━━━ DATA FOR PROCESSING ━━━

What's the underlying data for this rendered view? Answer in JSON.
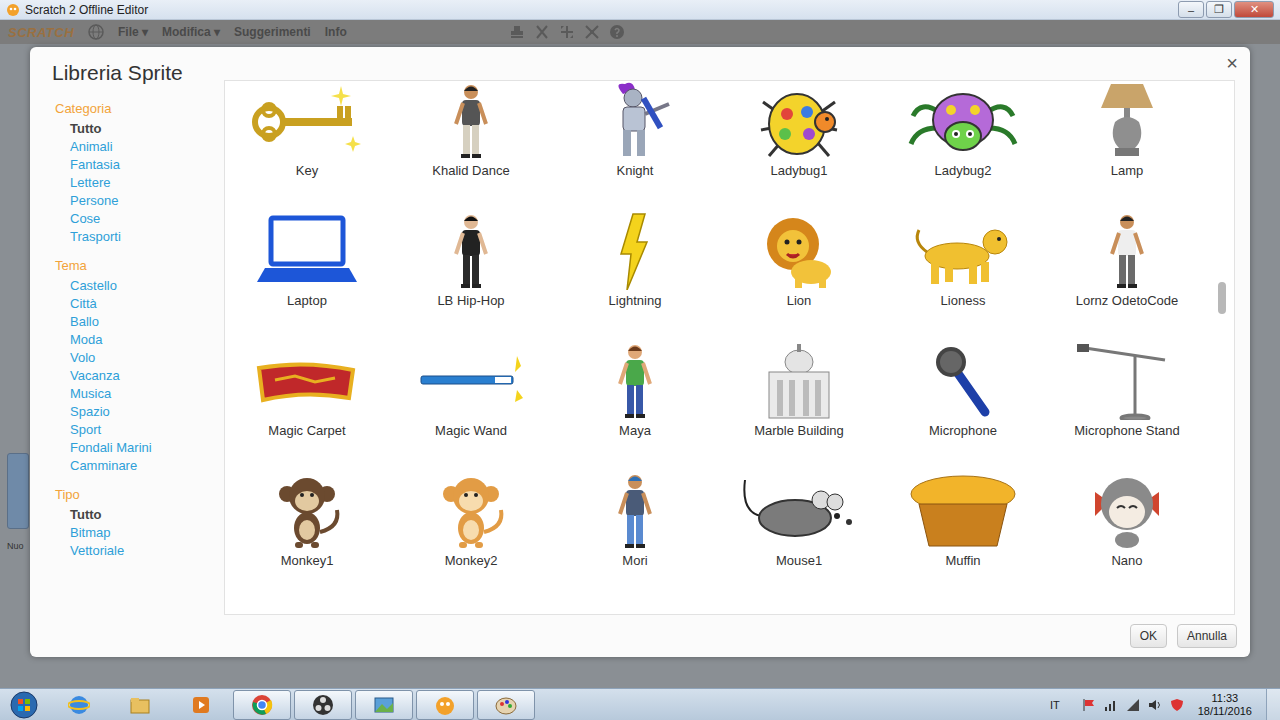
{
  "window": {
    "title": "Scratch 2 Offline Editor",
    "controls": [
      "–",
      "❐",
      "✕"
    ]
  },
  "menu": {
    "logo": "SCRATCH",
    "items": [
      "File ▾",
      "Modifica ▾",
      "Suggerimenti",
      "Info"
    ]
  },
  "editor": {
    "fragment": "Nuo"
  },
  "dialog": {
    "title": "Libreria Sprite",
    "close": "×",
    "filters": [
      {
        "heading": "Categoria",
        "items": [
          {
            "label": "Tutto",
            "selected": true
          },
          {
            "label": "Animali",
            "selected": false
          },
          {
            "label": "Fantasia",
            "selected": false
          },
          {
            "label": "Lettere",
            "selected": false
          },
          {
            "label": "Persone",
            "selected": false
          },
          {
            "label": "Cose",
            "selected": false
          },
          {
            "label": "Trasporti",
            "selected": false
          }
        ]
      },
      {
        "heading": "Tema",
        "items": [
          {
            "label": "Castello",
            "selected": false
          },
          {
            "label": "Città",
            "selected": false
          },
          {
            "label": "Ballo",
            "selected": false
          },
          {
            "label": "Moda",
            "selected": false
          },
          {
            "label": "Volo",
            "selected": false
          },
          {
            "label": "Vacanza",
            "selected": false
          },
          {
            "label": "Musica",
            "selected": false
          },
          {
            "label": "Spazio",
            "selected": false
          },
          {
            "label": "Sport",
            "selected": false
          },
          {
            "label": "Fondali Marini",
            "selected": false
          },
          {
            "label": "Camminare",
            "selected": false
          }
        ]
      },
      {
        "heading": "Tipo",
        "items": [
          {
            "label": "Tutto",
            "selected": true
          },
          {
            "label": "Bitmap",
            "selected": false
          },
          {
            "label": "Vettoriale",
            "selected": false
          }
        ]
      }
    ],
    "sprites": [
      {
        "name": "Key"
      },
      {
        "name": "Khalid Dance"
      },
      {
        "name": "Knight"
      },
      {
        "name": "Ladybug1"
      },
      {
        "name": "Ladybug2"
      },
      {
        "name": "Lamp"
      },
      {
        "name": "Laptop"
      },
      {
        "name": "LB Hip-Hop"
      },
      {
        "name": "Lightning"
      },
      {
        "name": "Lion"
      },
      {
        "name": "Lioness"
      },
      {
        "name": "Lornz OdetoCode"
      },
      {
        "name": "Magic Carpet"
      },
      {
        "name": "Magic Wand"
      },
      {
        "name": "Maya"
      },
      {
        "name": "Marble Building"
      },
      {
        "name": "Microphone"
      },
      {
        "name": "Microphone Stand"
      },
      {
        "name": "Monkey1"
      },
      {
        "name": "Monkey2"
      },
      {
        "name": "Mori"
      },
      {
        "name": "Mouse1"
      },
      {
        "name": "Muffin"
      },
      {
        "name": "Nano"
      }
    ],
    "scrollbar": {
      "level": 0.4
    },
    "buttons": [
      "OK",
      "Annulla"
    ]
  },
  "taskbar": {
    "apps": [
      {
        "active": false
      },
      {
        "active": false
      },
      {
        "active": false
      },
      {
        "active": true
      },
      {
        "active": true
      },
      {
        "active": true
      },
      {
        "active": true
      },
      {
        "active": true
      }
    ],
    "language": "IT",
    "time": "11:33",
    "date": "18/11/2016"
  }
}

━━━

Gather from the data above every line with the string "Microphone".

        "name": "Microphone"
        "name": "Microphone Stand"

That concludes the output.